#### The exercise
Below are some records. Copy every line in them that holds "الجماع".

========

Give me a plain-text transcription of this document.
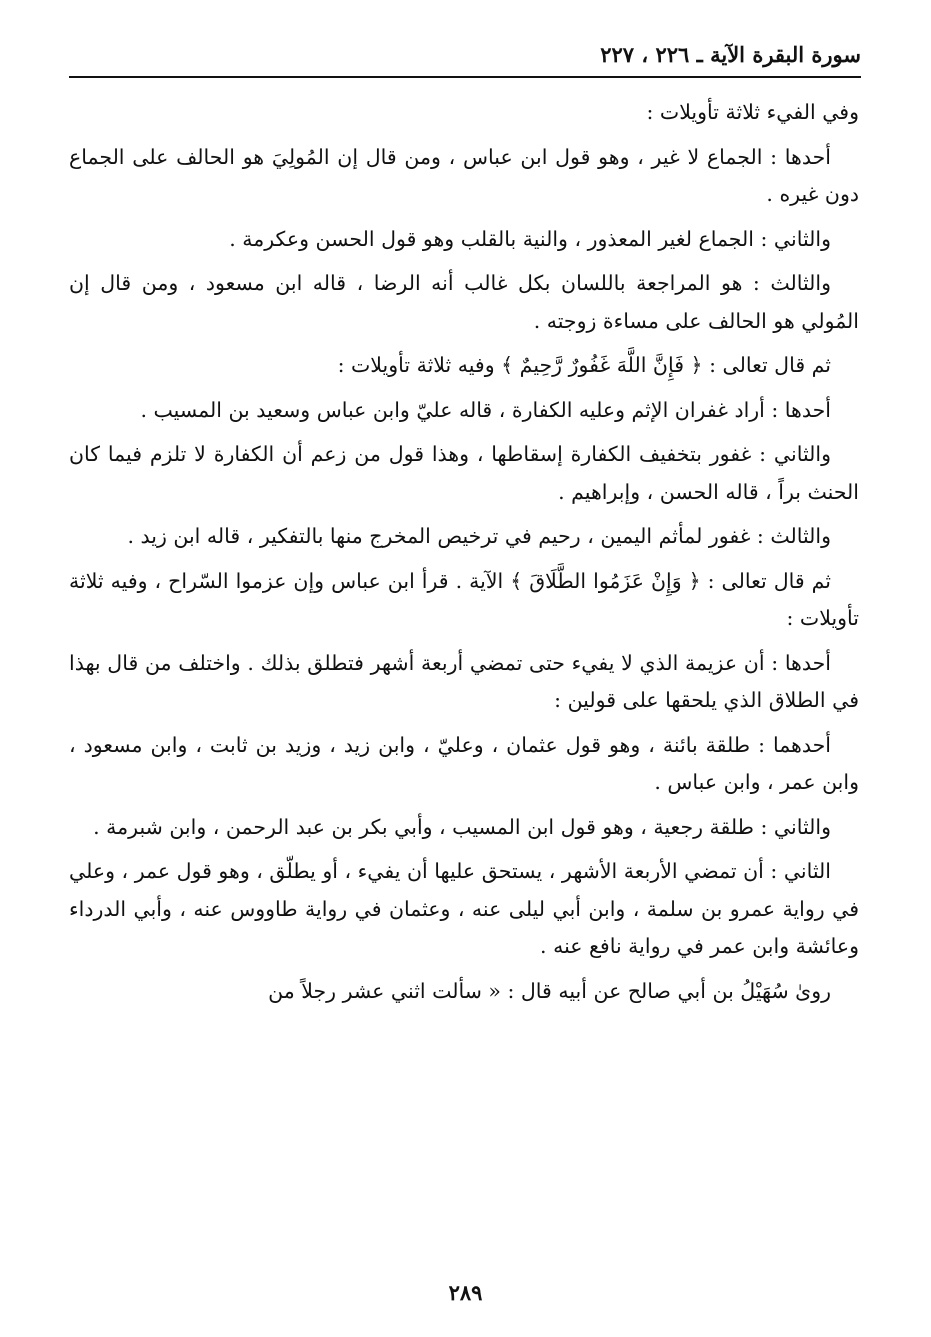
سورة البقرة الآية ـ ٢٢٦ ، ٢٢٧

وفي الفيء ثلاثة تأويلات :

أحدها : الجماع لا غير ، وهو قول ابن عباس ، ومن قال إن المُولِيَ هو الحالف على الجماع دون غيره .

والثاني : الجماع لغير المعذور ، والنية بالقلب وهو قول الحسن وعكرمة .

والثالث : هو المراجعة باللسان بكل غالب أنه الرضا ، قاله ابن مسعود ، ومن قال إن المُولي هو الحالف على مساءة زوجته .

ثم قال تعالى : ﴿ فَإِنَّ اللَّهَ غَفُورٌ رَّحِيمٌ ﴾ وفيه ثلاثة تأويلات :

أحدها : أراد غفران الإثم وعليه الكفارة ، قاله عليّ وابن عباس وسعيد بن المسيب .

والثاني : غفور بتخفيف الكفارة إسقاطها ، وهذا قول من زعم أن الكفارة لا تلزم فيما كان الحنث براً ، قاله الحسن ، وإبراهيم .

والثالث : غفور لمأثم اليمين ، رحيم في ترخيص المخرج منها بالتفكير ، قاله ابن زيد .

ثم قال تعالى : ﴿ وَإِنْ عَزَمُوا الطَّلَاقَ ﴾ الآية . قرأ ابن عباس وإن عزموا السّراح ، وفيه ثلاثة تأويلات :

أحدها : أن عزيمة الذي لا يفيء حتى تمضي أربعة أشهر فتطلق بذلك . واختلف من قال بهذا في الطلاق الذي يلحقها على قولين :

أحدهما : طلقة بائنة ، وهو قول عثمان ، وعليّ ، وابن زيد ، وزيد بن ثابت ، وابن مسعود ، وابن عمر ، وابن عباس .

والثاني : طلقة رجعية ، وهو قول ابن المسيب ، وأبي بكر بن عبد الرحمن ، وابن شبرمة .

الثاني : أن تمضي الأربعة الأشهر ، يستحق عليها أن يفيء ، أو يطلّق ، وهو قول عمر ، وعلي في رواية عمرو بن سلمة ، وابن أبي ليلى عنه ، وعثمان في رواية طاووس عنه ، وأبي الدرداء وعائشة وابن عمر في رواية نافع عنه .

روىٰ سُهَيْلُ بن أبي صالح عن أبيه قال : « سألت اثني عشر رجلاً من

٢٨٩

========

#### Result below
أحدها : الجماع لا غير ، وهو قول ابن عباس ، ومن قال إن المُولِيَ هو الحالف على الجماع دون غيره .
والثاني : الجماع لغير المعذور ، والنية بالقلب وهو قول الحسن وعكرمة .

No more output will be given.